▶ [Aim of the exercise]: Locate each line holding the string "title" and copy it.

-- START Listing --

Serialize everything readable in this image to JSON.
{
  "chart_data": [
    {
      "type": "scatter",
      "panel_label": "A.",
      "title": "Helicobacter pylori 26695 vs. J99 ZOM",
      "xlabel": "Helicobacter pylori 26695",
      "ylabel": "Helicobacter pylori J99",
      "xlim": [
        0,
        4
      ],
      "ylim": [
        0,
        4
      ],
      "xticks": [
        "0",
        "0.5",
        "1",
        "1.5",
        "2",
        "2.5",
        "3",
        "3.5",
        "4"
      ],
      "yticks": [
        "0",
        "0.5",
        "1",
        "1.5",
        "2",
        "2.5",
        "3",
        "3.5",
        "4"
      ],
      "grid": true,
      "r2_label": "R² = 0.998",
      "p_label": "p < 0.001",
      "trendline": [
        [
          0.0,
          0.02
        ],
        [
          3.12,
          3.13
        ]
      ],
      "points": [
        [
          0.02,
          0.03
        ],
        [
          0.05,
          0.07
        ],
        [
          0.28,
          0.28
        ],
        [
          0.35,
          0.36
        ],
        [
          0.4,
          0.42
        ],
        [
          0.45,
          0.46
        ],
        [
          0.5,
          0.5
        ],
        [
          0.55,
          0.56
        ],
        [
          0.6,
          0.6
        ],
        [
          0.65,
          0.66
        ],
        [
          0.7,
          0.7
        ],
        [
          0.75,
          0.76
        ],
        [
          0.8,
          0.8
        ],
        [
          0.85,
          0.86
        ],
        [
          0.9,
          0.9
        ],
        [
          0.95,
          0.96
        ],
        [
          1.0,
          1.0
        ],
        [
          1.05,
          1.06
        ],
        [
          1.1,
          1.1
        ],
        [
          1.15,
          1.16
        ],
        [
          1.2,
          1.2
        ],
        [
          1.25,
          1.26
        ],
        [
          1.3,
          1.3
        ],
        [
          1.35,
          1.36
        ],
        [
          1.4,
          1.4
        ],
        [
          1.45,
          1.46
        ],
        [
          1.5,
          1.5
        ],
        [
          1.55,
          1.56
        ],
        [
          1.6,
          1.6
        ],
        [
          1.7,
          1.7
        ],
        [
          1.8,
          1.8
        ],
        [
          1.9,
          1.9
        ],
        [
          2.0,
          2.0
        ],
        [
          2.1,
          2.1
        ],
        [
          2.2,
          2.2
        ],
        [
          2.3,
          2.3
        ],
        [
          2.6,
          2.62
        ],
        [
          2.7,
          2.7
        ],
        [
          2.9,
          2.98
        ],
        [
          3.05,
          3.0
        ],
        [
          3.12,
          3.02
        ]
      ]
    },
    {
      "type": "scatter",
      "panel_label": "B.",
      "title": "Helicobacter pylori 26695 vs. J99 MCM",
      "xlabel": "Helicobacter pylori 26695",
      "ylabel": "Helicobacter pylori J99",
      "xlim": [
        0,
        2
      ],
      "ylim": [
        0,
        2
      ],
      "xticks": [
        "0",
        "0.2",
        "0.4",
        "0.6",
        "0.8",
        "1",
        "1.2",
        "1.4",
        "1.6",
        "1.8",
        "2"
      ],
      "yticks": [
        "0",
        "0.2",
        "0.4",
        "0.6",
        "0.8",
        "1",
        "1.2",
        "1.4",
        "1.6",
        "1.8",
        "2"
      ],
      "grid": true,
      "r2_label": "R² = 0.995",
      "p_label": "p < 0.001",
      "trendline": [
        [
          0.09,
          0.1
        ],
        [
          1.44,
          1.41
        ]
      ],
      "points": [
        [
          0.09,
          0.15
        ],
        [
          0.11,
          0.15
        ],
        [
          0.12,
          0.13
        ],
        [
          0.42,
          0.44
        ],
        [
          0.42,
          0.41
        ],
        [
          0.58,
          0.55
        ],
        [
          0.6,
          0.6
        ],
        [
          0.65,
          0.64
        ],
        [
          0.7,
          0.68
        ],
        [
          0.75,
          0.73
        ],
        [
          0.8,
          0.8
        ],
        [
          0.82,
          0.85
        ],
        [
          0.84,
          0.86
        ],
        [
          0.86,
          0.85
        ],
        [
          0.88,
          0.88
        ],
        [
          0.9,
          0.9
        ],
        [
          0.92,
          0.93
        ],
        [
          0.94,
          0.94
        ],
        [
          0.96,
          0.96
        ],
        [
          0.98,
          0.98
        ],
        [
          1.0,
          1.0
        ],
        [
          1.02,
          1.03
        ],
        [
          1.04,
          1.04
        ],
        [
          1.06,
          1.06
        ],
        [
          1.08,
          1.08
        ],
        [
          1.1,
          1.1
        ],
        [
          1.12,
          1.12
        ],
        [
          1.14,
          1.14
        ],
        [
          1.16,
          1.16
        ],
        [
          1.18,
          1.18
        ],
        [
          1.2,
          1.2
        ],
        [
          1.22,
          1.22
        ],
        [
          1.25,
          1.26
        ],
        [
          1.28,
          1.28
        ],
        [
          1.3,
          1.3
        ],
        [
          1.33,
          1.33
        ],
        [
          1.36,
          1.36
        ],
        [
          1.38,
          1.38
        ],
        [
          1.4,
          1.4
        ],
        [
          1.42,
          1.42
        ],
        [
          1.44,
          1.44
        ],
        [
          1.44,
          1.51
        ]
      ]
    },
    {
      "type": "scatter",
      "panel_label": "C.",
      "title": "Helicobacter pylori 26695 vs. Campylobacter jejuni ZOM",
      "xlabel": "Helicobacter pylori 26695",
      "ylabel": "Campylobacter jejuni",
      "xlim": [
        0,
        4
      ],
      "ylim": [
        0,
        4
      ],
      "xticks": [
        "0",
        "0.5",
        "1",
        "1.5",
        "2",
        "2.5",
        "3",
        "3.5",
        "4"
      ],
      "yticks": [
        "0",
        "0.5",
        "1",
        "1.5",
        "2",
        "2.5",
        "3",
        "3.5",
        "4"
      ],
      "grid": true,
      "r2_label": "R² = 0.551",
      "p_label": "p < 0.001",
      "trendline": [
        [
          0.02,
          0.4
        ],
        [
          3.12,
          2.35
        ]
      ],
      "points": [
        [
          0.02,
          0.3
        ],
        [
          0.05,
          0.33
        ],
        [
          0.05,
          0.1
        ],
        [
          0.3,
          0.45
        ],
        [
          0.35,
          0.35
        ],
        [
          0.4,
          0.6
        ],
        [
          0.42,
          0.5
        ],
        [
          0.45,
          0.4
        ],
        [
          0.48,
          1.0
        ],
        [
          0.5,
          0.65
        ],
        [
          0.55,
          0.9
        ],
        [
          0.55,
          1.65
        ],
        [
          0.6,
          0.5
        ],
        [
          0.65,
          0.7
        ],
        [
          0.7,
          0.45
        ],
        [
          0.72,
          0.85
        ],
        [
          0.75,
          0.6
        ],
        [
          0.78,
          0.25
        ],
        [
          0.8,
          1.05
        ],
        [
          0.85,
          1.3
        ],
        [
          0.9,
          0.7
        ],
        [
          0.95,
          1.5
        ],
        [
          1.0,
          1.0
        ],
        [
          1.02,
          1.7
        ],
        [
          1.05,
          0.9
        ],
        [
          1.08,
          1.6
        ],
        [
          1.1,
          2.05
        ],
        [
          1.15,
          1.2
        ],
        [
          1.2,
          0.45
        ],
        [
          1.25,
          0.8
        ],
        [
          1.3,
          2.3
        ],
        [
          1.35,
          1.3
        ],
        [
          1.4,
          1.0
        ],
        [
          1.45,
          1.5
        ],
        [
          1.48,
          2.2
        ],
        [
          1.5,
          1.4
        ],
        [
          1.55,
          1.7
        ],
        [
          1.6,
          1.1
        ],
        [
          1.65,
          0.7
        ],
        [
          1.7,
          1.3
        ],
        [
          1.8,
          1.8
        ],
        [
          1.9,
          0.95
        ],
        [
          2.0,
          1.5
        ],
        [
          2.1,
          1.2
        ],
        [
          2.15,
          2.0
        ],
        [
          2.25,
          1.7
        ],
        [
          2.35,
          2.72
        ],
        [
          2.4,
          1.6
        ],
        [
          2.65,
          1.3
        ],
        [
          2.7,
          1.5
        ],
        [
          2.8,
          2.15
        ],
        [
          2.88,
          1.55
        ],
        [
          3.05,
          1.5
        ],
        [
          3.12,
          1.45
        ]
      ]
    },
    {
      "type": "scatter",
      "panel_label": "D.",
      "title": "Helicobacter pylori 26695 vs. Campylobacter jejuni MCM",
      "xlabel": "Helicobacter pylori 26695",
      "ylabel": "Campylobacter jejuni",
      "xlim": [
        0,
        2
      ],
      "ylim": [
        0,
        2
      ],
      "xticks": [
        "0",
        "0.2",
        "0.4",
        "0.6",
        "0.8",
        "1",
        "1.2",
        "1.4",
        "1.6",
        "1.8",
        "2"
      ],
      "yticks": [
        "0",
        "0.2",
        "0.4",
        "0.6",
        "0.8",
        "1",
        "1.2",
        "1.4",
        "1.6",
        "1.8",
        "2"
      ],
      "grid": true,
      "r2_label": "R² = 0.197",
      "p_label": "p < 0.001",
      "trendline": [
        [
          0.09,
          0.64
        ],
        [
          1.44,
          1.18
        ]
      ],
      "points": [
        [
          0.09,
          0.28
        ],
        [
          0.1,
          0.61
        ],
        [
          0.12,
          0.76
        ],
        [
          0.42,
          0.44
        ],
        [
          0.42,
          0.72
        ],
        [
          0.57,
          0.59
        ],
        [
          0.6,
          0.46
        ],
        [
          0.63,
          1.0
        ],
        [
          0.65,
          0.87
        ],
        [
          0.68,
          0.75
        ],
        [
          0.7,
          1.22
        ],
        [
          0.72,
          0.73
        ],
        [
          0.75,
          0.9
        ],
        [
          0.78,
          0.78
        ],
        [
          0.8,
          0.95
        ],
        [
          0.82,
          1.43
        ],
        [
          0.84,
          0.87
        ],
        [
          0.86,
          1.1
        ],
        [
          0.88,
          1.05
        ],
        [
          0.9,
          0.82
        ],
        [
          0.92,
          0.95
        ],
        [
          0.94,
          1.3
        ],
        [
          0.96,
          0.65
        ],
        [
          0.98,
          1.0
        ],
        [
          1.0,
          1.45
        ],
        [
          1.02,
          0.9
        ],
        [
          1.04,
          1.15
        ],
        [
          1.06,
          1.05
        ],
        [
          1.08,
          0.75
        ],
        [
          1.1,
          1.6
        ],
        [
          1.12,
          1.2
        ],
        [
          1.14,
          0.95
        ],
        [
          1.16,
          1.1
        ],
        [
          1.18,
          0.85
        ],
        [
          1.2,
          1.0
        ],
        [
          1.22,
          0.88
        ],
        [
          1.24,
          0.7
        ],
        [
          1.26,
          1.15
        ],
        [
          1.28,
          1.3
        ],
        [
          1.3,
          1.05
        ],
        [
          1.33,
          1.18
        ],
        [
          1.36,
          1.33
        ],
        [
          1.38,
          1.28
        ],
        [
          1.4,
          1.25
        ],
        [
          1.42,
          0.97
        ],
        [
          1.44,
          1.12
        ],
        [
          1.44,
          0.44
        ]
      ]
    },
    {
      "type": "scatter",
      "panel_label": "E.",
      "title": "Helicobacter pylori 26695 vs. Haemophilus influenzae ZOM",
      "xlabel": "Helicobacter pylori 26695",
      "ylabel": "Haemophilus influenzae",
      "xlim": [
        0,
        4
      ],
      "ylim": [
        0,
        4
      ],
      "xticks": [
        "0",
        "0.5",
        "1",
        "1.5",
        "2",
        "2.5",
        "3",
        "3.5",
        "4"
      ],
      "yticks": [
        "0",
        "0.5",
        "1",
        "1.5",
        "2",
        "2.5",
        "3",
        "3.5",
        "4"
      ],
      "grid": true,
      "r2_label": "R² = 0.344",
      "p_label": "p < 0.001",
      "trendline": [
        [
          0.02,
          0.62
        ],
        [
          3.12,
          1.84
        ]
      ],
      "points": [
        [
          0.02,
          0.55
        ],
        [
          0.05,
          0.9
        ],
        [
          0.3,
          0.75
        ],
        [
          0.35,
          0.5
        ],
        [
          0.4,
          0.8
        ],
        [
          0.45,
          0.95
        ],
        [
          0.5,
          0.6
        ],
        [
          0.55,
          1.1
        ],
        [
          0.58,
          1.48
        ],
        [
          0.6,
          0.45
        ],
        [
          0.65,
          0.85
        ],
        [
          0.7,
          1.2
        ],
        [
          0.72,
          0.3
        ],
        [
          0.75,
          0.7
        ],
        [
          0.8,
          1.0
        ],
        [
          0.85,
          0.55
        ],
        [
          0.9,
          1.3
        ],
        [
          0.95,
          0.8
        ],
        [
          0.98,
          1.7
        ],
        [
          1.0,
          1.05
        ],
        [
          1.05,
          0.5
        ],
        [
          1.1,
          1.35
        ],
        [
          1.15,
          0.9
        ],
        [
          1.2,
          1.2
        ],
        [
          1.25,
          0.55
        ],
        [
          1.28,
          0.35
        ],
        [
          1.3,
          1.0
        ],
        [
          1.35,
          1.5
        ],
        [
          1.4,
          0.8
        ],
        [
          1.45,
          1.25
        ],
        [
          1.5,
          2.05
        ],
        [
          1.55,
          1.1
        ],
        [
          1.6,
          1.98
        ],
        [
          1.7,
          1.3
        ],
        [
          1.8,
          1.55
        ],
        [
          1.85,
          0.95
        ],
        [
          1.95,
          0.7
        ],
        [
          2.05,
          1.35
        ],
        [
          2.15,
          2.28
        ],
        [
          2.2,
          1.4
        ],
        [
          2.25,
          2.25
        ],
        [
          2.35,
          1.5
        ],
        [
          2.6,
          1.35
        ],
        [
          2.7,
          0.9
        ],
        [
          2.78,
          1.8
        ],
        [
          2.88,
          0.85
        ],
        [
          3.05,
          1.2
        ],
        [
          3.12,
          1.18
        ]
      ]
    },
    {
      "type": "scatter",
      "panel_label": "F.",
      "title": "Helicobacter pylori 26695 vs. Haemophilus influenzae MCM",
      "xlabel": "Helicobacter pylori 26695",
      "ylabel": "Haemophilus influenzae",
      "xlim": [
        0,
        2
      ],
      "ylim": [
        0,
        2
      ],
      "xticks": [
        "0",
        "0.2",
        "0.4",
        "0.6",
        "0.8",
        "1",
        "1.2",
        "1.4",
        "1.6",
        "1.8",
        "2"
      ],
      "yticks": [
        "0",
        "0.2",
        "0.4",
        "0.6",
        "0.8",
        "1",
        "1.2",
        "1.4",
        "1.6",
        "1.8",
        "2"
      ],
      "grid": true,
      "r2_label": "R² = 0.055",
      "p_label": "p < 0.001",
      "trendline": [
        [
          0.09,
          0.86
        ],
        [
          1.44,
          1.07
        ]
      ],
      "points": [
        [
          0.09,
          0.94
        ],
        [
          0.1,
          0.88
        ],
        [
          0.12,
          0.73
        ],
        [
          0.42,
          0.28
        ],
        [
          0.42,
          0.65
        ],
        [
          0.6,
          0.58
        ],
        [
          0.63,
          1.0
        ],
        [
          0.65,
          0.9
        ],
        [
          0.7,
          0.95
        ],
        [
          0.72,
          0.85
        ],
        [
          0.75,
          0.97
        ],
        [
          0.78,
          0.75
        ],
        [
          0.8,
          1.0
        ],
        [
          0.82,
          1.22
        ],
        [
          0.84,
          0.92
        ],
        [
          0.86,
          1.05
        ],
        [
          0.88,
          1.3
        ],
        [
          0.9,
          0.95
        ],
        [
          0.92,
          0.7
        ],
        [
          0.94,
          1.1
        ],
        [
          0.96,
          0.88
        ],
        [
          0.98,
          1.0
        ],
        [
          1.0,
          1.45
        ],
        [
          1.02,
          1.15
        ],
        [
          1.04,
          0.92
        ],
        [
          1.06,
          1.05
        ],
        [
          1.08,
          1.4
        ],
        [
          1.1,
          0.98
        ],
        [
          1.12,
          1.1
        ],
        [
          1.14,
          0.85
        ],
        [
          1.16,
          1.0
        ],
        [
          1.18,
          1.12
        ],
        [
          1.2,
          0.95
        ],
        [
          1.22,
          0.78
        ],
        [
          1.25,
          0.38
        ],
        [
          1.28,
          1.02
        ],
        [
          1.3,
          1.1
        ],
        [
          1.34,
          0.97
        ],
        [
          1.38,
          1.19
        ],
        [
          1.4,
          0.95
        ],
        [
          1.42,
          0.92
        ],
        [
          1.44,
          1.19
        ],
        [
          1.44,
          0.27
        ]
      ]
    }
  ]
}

-- END Listing --

▶ [Result of this task]:
      "title": "Helicobacter pylori 26695 vs. J99 ZOM",
      "title": "Helicobacter pylori 26695 vs. J99 MCM",
      "title": "Helicobacter pylori 26695 vs. Campylobacter jejuni ZOM",
      "title": "Helicobacter pylori 26695 vs. Campylobacter jejuni MCM",
      "title": "Helicobacter pylori 26695 vs. Haemophilus influenzae ZOM",
      "title": "Helicobacter pylori 26695 vs. Haemophilus influenzae MCM",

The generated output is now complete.